Job: Leaving out all images, write out the records that follow exactly.

Material shown:
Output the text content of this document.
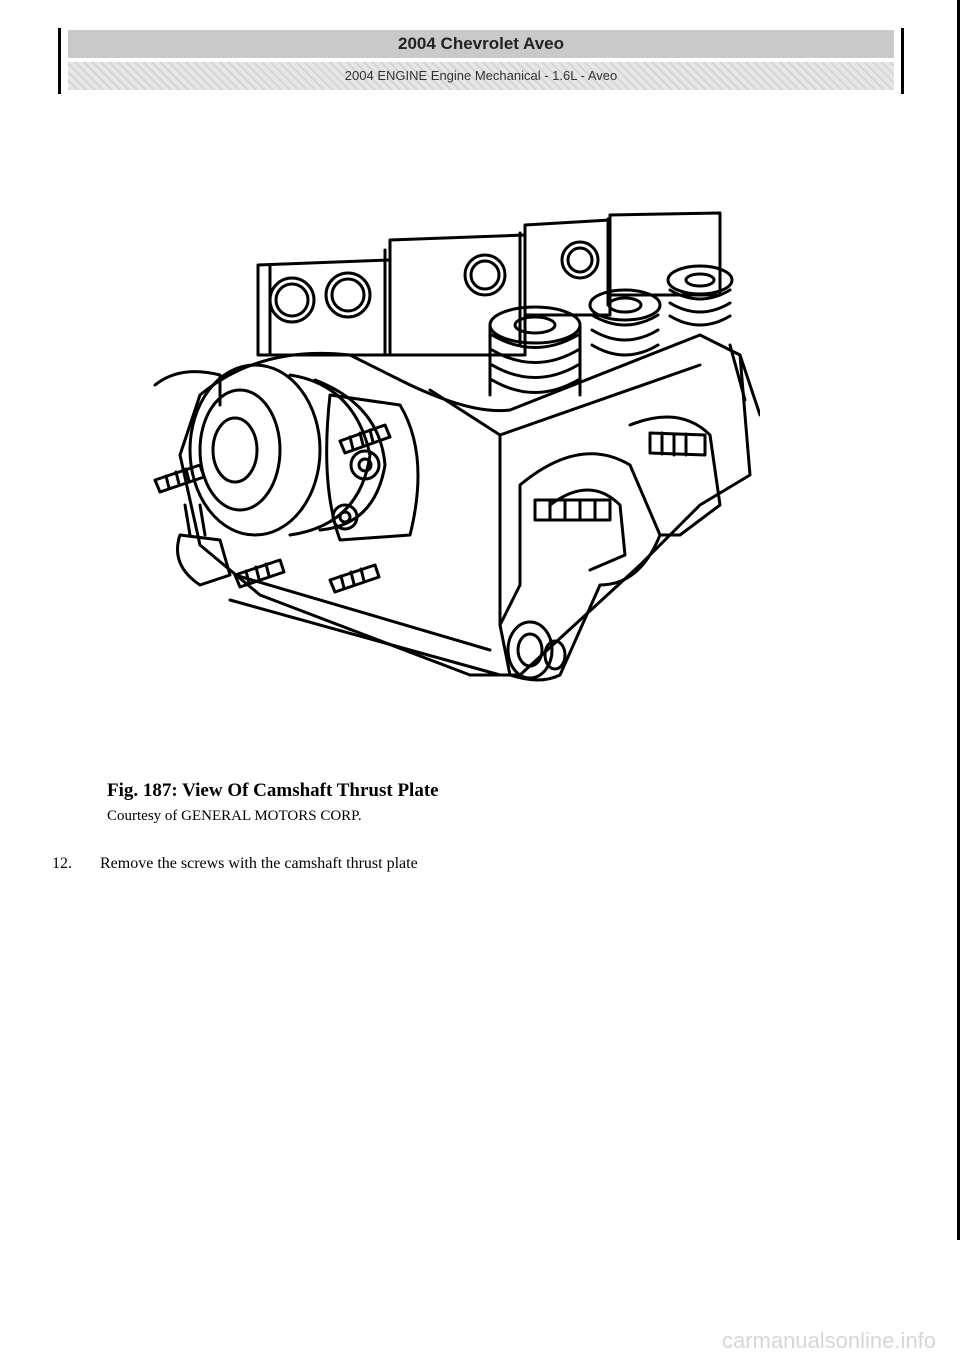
2004 Chevrolet Aveo
2004 ENGINE Engine Mechanical - 1.6L - Aveo
Fig. 187: View Of Camshaft Thrust Plate
Courtesy of GENERAL MOTORS CORP.
12. Remove the screws with the camshaft thrust plate
carmanualsonline.info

Result:
Output the text content of this document.
2004 Chevrolet Aveo
2004 ENGINE Engine Mechanical - 1.6L - Aveo
Fig. 187: View Of Camshaft Thrust Plate
Courtesy of GENERAL MOTORS CORP.
12. Remove the screws with the camshaft thrust plate
carmanualsonline.info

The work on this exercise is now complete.